━━ Stored rows ━━

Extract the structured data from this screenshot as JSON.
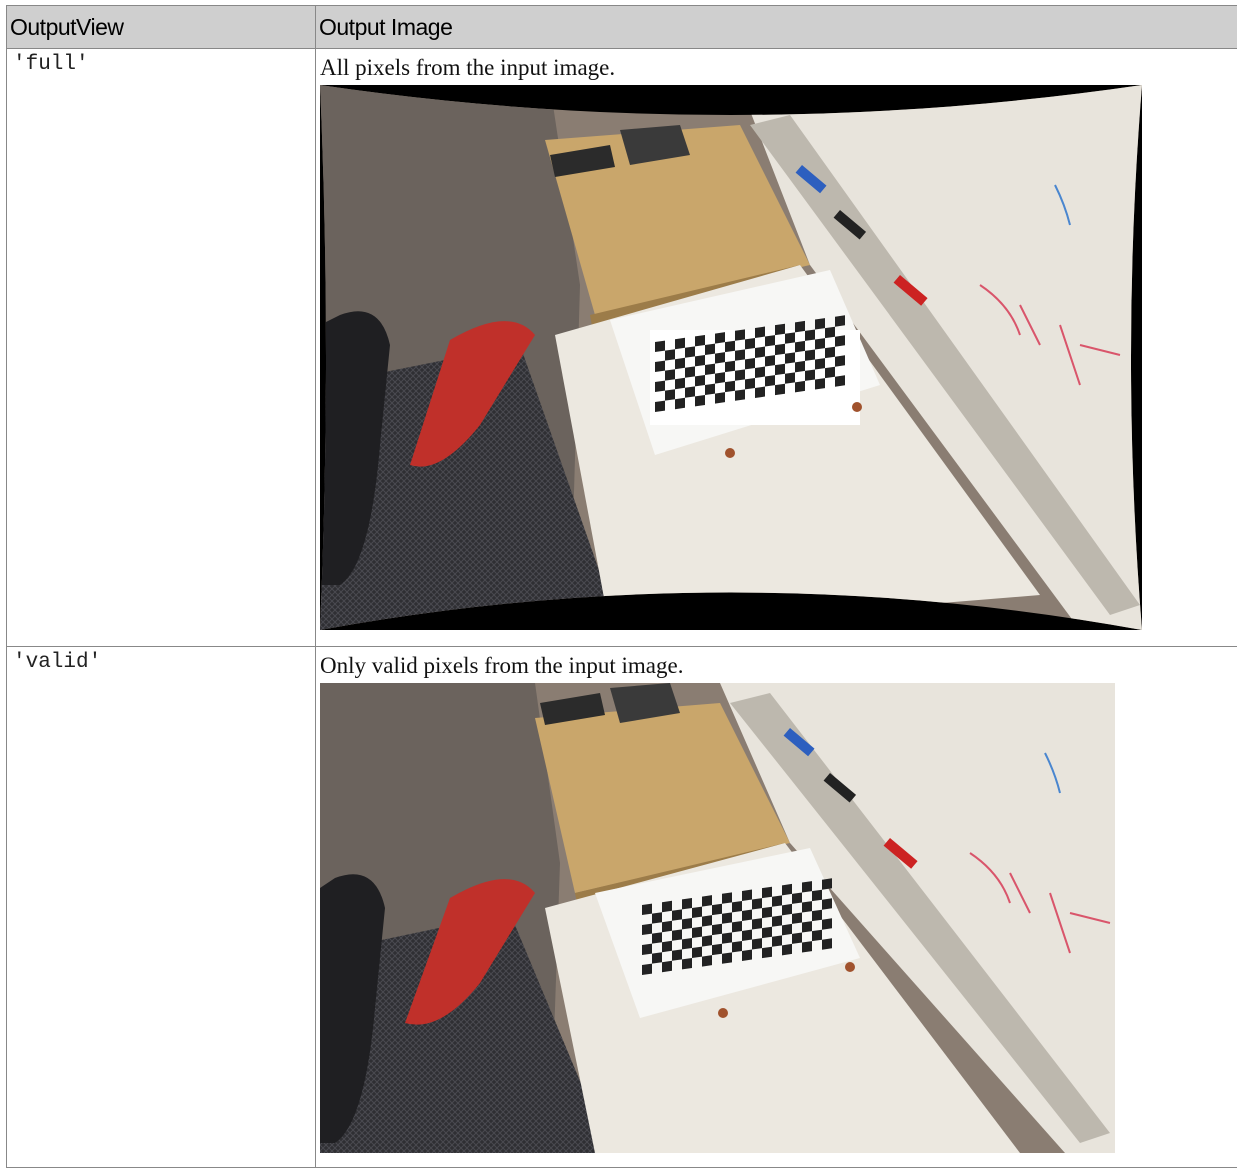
{
  "table": {
    "headers": [
      "OutputView",
      "Output Image"
    ],
    "rows": [
      {
        "view": "'full'",
        "description": "All pixels from the input image.",
        "image": "full-undistorted-photo"
      },
      {
        "view": "'valid'",
        "description": "Only valid pixels from the input image.",
        "image": "valid-undistorted-photo"
      }
    ]
  }
}
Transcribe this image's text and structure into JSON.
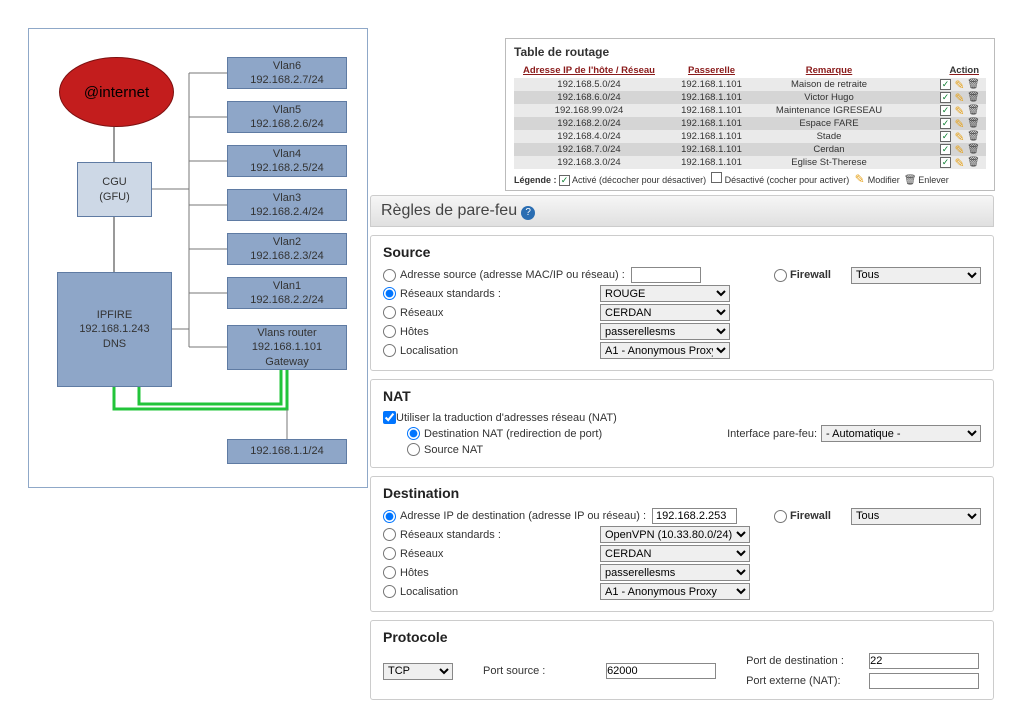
{
  "diagram": {
    "internet": "@internet",
    "cgu": "CGU\n(GFU)",
    "ipfire": "IPFIRE\n192.168.1.243\nDNS",
    "vlans": [
      {
        "name": "Vlan6",
        "ip": "192.168.2.7/24"
      },
      {
        "name": "Vlan5",
        "ip": "192.168.2.6/24"
      },
      {
        "name": "Vlan4",
        "ip": "192.168.2.5/24"
      },
      {
        "name": "Vlan3",
        "ip": "192.168.2.4/24"
      },
      {
        "name": "Vlan2",
        "ip": "192.168.2.3/24"
      },
      {
        "name": "Vlan1",
        "ip": "192.168.2.2/24"
      }
    ],
    "vrouter": "Vlans router\n192.168.1.101\nGateway",
    "net": "192.168.1.1/24"
  },
  "routing": {
    "title": "Table de routage",
    "headers": {
      "net": "Adresse IP de l'hôte / Réseau",
      "gw": "Passerelle",
      "rem": "Remarque",
      "act": "Action"
    },
    "rows": [
      {
        "net": "192.168.5.0/24",
        "gw": "192.168.1.101",
        "rem": "Maison de retraite"
      },
      {
        "net": "192.168.6.0/24",
        "gw": "192.168.1.101",
        "rem": "Victor Hugo"
      },
      {
        "net": "192.168.99.0/24",
        "gw": "192.168.1.101",
        "rem": "Maintenance IGRESEAU"
      },
      {
        "net": "192.168.2.0/24",
        "gw": "192.168.1.101",
        "rem": "Espace FARE"
      },
      {
        "net": "192.168.4.0/24",
        "gw": "192.168.1.101",
        "rem": "Stade"
      },
      {
        "net": "192.168.7.0/24",
        "gw": "192.168.1.101",
        "rem": "Cerdan"
      },
      {
        "net": "192.168.3.0/24",
        "gw": "192.168.1.101",
        "rem": "Eglise St-Therese"
      }
    ],
    "legend": {
      "label": "Légende :",
      "active": "Activé (décocher pour désactiver)",
      "inactive": "Désactivé (cocher pour activer)",
      "edit": "Modifier",
      "del": "Enlever"
    }
  },
  "fw": {
    "title": "Règles de pare-feu",
    "source": {
      "title": "Source",
      "addr": "Adresse source (adresse MAC/IP ou réseau) :",
      "firewall": "Firewall",
      "firewall_sel": "Tous",
      "std": "Réseaux standards :",
      "nets": "Réseaux",
      "hosts": "Hôtes",
      "loc": "Localisation",
      "std_sel": "ROUGE",
      "nets_sel": "CERDAN",
      "hosts_sel": "passerellesms",
      "loc_sel": "A1 - Anonymous Proxy"
    },
    "nat": {
      "title": "NAT",
      "use": "Utiliser la traduction d'adresses réseau (NAT)",
      "dnat": "Destination NAT (redirection de port)",
      "snat": "Source NAT",
      "iface": "Interface pare-feu:",
      "iface_sel": "- Automatique -"
    },
    "dest": {
      "title": "Destination",
      "addr": "Adresse IP de destination (adresse IP ou réseau) :",
      "addr_val": "192.168.2.253",
      "firewall": "Firewall",
      "firewall_sel": "Tous",
      "std": "Réseaux standards :",
      "nets": "Réseaux",
      "hosts": "Hôtes",
      "loc": "Localisation",
      "std_sel": "OpenVPN (10.33.80.0/24)",
      "nets_sel": "CERDAN",
      "hosts_sel": "passerellesms",
      "loc_sel": "A1 - Anonymous Proxy"
    },
    "proto": {
      "title": "Protocole",
      "sel": "TCP",
      "psrc": "Port source :",
      "psrc_val": "62000",
      "pdst": "Port de destination :",
      "pdst_val": "22",
      "pext": "Port externe (NAT):",
      "pext_val": ""
    }
  }
}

━━━

#### [Goal of the exercise]
Are you able to set down all the lines above exactly, without any pictures?

#### [Solved exercise]
Extract the structured data from this screenshot as JSON.
{
  "table": {
    "headers": [
      "OutputView",
      "Output Image"
    ],
    "rows": [
      {
        "view": "'full'",
        "description": "All pixels from the input image.",
        "image": "full-undistorted-photo"
      },
      {
        "view": "'valid'",
        "description": "Only valid pixels from the input image.",
        "image": "valid-undistorted-photo"
      }
    ]
  }
}
Transcribe this image's text and structure into JSON.
{
  "diagram": {
    "internet": "@internet",
    "cgu": "CGU\n(GFU)",
    "ipfire": "IPFIRE\n192.168.1.243\nDNS",
    "vlans": [
      {
        "name": "Vlan6",
        "ip": "192.168.2.7/24"
      },
      {
        "name": "Vlan5",
        "ip": "192.168.2.6/24"
      },
      {
        "name": "Vlan4",
        "ip": "192.168.2.5/24"
      },
      {
        "name": "Vlan3",
        "ip": "192.168.2.4/24"
      },
      {
        "name": "Vlan2",
        "ip": "192.168.2.3/24"
      },
      {
        "name": "Vlan1",
        "ip": "192.168.2.2/24"
      }
    ],
    "vrouter": "Vlans router\n192.168.1.101\nGateway",
    "net": "192.168.1.1/24"
  },
  "routing": {
    "title": "Table de routage",
    "headers": {
      "net": "Adresse IP de l'hôte / Réseau",
      "gw": "Passerelle",
      "rem": "Remarque",
      "act": "Action"
    },
    "rows": [
      {
        "net": "192.168.5.0/24",
        "gw": "192.168.1.101",
        "rem": "Maison de retraite"
      },
      {
        "net": "192.168.6.0/24",
        "gw": "192.168.1.101",
        "rem": "Victor Hugo"
      },
      {
        "net": "192.168.99.0/24",
        "gw": "192.168.1.101",
        "rem": "Maintenance IGRESEAU"
      },
      {
        "net": "192.168.2.0/24",
        "gw": "192.168.1.101",
        "rem": "Espace FARE"
      },
      {
        "net": "192.168.4.0/24",
        "gw": "192.168.1.101",
        "rem": "Stade"
      },
      {
        "net": "192.168.7.0/24",
        "gw": "192.168.1.101",
        "rem": "Cerdan"
      },
      {
        "net": "192.168.3.0/24",
        "gw": "192.168.1.101",
        "rem": "Eglise St-Therese"
      }
    ],
    "legend": {
      "label": "Légende :",
      "active": "Activé (décocher pour désactiver)",
      "inactive": "Désactivé (cocher pour activer)",
      "edit": "Modifier",
      "del": "Enlever"
    }
  },
  "fw": {
    "title": "Règles de pare-feu",
    "source": {
      "title": "Source",
      "addr": "Adresse source (adresse MAC/IP ou réseau) :",
      "firewall": "Firewall",
      "firewall_sel": "Tous",
      "std": "Réseaux standards :",
      "nets": "Réseaux",
      "hosts": "Hôtes",
      "loc": "Localisation",
      "std_sel": "ROUGE",
      "nets_sel": "CERDAN",
      "hosts_sel": "passerellesms",
      "loc_sel": "A1 - Anonymous Proxy"
    },
    "nat": {
      "title": "NAT",
      "use": "Utiliser la traduction d'adresses réseau (NAT)",
      "dnat": "Destination NAT (redirection de port)",
      "snat": "Source NAT",
      "iface": "Interface pare-feu:",
      "iface_sel": "- Automatique -"
    },
    "dest": {
      "title": "Destination",
      "addr": "Adresse IP de destination (adresse IP ou réseau) :",
      "addr_val": "192.168.2.253",
      "firewall": "Firewall",
      "firewall_sel": "Tous",
      "std": "Réseaux standards :",
      "nets": "Réseaux",
      "hosts": "Hôtes",
      "loc": "Localisation",
      "std_sel": "OpenVPN (10.33.80.0/24)",
      "nets_sel": "CERDAN",
      "hosts_sel": "passerellesms",
      "loc_sel": "A1 - Anonymous Proxy"
    },
    "proto": {
      "title": "Protocole",
      "sel": "TCP",
      "psrc": "Port source :",
      "psrc_val": "62000",
      "pdst": "Port de destination :",
      "pdst_val": "22",
      "pext": "Port externe (NAT):",
      "pext_val": ""
    }
  }
}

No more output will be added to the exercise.